** begin PROVIDED DATA **
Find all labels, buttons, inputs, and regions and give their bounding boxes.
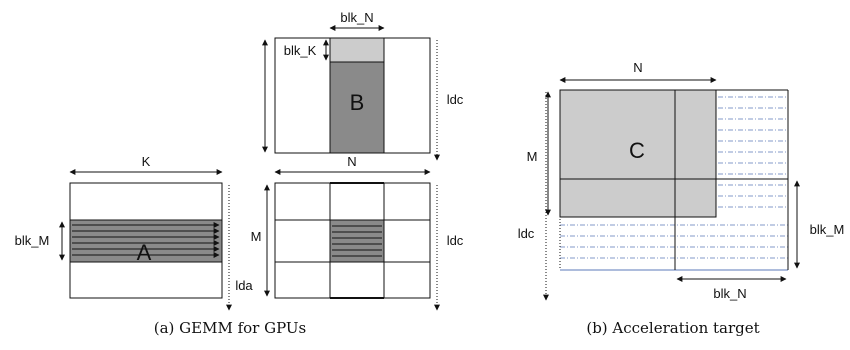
target-width-label: N [633,60,642,75]
matrix-b-height-label: blk_K [284,43,317,58]
matrix-a: A [69,182,223,299]
target-height-label: M [527,149,538,164]
matrix-b-blk-k-block [329,37,385,63]
matrix-a-ld-label: lda [235,278,253,293]
matrix-c-block [329,219,385,263]
target-c-block [559,89,717,218]
matrix-a-height-label: blk_M [15,233,50,248]
matrix-a-row-lines [72,222,220,258]
target-matrix-name: C [629,138,645,163]
matrix-a-name: A [137,240,152,265]
matrix-b-width-label: blk_N [340,10,373,25]
matrix-c-ld-label: ldc [447,233,464,248]
matrix-b-name: B [350,90,365,115]
target-remainder-hatch [560,96,788,259]
matrix-b: B [274,37,431,154]
caption-a: (a) GEMM for GPUs [154,319,307,337]
matrix-a-width-label: K [142,154,151,169]
target-ld-label: ldc [518,226,535,241]
matrix-c-height-label: M [251,229,262,244]
caption-b: (b) Acceleration target [586,319,759,337]
target-matrix: C [559,89,789,271]
matrix-c-grid [274,182,431,299]
matrix-b-ld-label: ldc [447,92,464,107]
matrix-c-width-label: N [347,154,356,169]
target-blk-m-label: blk_M [810,222,845,237]
matrix-b-column-block [329,61,385,154]
target-blk-n-label: blk_N [713,286,746,301]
** end PROVIDED DATA **
■ **OBJECTIVE**
Copy every line of the records above exactly, leaving out the pictures.

■ **SOLUTION**
Find all labels, buttons, inputs, and regions and give their bounding boxes.
target-width-label: N [633,60,642,75]
matrix-b-height-label: blk_K [284,43,317,58]
matrix-a: A [69,182,223,299]
target-height-label: M [527,149,538,164]
matrix-b-blk-k-block [329,37,385,63]
matrix-a-ld-label: lda [235,278,253,293]
matrix-c-block [329,219,385,263]
target-c-block [559,89,717,218]
matrix-a-height-label: blk_M [15,233,50,248]
matrix-a-row-lines [72,222,220,258]
target-matrix-name: C [629,138,645,163]
matrix-a-name: A [137,240,152,265]
matrix-b-width-label: blk_N [340,10,373,25]
matrix-c-ld-label: ldc [447,233,464,248]
matrix-b-name: B [350,90,365,115]
target-remainder-hatch [560,96,788,259]
matrix-b: B [274,37,431,154]
caption-a: (a) GEMM for GPUs [154,319,307,337]
matrix-a-width-label: K [142,154,151,169]
target-ld-label: ldc [518,226,535,241]
matrix-c-height-label: M [251,229,262,244]
caption-b: (b) Acceleration target [586,319,759,337]
target-matrix: C [559,89,789,271]
matrix-c-grid [274,182,431,299]
matrix-b-ld-label: ldc [447,92,464,107]
matrix-c-width-label: N [347,154,356,169]
target-blk-m-label: blk_M [810,222,845,237]
matrix-b-column-block [329,61,385,154]
target-blk-n-label: blk_N [713,286,746,301]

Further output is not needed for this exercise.